Tally the lines in these records that hold the string "الدين", and reply with the number alone.

- [Stored data]:
---+---

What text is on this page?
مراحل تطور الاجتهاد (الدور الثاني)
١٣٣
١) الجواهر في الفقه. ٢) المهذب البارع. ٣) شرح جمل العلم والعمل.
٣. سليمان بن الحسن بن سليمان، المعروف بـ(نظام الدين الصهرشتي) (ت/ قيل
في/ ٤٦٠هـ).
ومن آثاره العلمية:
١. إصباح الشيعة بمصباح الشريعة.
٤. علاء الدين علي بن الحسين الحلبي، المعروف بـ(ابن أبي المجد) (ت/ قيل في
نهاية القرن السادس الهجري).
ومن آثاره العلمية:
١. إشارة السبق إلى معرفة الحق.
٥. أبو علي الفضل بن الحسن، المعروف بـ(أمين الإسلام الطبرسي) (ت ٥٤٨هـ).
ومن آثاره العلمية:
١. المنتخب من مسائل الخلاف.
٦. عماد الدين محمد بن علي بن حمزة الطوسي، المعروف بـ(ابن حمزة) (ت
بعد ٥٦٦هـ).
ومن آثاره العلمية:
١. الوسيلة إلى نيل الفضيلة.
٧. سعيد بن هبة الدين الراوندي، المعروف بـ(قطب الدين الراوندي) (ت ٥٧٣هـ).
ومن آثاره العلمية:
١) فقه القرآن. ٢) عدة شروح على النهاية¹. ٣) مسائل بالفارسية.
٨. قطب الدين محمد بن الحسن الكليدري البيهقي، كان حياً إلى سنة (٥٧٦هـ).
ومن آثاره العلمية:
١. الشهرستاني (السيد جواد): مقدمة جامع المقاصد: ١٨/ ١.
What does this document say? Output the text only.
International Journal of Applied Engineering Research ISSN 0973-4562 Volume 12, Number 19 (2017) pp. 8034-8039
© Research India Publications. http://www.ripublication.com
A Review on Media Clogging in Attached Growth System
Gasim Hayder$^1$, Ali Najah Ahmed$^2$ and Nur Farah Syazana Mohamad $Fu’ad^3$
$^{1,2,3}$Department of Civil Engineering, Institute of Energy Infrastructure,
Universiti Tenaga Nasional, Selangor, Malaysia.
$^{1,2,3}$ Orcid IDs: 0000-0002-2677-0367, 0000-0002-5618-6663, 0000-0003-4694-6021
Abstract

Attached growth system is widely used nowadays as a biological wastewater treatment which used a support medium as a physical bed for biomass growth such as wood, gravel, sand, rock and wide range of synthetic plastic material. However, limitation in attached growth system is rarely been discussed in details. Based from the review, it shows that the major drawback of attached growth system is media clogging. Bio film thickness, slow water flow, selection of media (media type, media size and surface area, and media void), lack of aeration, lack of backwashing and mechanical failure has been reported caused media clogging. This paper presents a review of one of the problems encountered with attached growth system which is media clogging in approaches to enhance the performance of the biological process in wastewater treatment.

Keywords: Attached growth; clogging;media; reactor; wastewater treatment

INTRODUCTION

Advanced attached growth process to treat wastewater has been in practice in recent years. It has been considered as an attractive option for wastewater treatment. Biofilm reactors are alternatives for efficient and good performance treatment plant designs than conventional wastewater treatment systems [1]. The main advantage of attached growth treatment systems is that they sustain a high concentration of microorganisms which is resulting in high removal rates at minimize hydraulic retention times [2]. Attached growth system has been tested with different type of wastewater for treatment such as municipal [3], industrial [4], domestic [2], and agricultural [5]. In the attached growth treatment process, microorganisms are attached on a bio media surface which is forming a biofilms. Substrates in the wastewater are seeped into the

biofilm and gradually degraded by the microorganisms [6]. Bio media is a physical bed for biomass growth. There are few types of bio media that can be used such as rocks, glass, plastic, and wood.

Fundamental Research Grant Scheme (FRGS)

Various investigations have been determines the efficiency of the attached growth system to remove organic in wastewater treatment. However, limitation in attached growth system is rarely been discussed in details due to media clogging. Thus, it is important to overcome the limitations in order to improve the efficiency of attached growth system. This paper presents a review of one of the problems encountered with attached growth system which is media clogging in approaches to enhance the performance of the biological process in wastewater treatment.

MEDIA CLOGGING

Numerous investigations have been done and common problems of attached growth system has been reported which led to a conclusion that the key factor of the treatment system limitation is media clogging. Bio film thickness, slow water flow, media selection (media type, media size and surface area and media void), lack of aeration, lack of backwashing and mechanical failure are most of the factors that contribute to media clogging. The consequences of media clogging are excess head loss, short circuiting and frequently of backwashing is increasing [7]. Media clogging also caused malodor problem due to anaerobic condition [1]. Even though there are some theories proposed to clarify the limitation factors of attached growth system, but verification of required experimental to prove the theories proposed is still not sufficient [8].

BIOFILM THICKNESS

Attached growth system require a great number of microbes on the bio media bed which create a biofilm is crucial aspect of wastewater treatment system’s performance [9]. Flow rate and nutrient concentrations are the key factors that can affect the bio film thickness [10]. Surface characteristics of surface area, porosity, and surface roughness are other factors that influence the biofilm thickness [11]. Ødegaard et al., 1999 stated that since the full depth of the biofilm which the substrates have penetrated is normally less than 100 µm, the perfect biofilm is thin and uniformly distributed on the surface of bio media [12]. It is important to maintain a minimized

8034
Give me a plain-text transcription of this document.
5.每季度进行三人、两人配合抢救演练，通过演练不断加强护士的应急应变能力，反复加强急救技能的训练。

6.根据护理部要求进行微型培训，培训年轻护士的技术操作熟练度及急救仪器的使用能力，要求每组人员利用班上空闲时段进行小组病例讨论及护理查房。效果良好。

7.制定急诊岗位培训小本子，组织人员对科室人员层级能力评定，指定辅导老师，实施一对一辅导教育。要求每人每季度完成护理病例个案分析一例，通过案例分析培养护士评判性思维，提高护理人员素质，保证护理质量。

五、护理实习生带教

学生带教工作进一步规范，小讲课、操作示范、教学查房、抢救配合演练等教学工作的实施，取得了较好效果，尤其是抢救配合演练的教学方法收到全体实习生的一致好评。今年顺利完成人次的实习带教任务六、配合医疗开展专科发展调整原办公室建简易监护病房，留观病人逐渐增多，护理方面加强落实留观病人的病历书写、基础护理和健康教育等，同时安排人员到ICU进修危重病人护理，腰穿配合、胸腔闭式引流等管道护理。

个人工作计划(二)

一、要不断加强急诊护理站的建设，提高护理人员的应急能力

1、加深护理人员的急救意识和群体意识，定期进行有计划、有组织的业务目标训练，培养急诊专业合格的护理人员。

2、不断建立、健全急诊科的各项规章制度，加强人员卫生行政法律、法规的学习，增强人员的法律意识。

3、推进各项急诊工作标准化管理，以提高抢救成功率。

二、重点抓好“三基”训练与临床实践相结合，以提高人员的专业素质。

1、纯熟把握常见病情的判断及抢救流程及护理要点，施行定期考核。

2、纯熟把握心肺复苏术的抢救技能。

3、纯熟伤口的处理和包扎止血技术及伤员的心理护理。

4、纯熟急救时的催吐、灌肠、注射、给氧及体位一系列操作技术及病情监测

---+---

- [Worked solution]: 5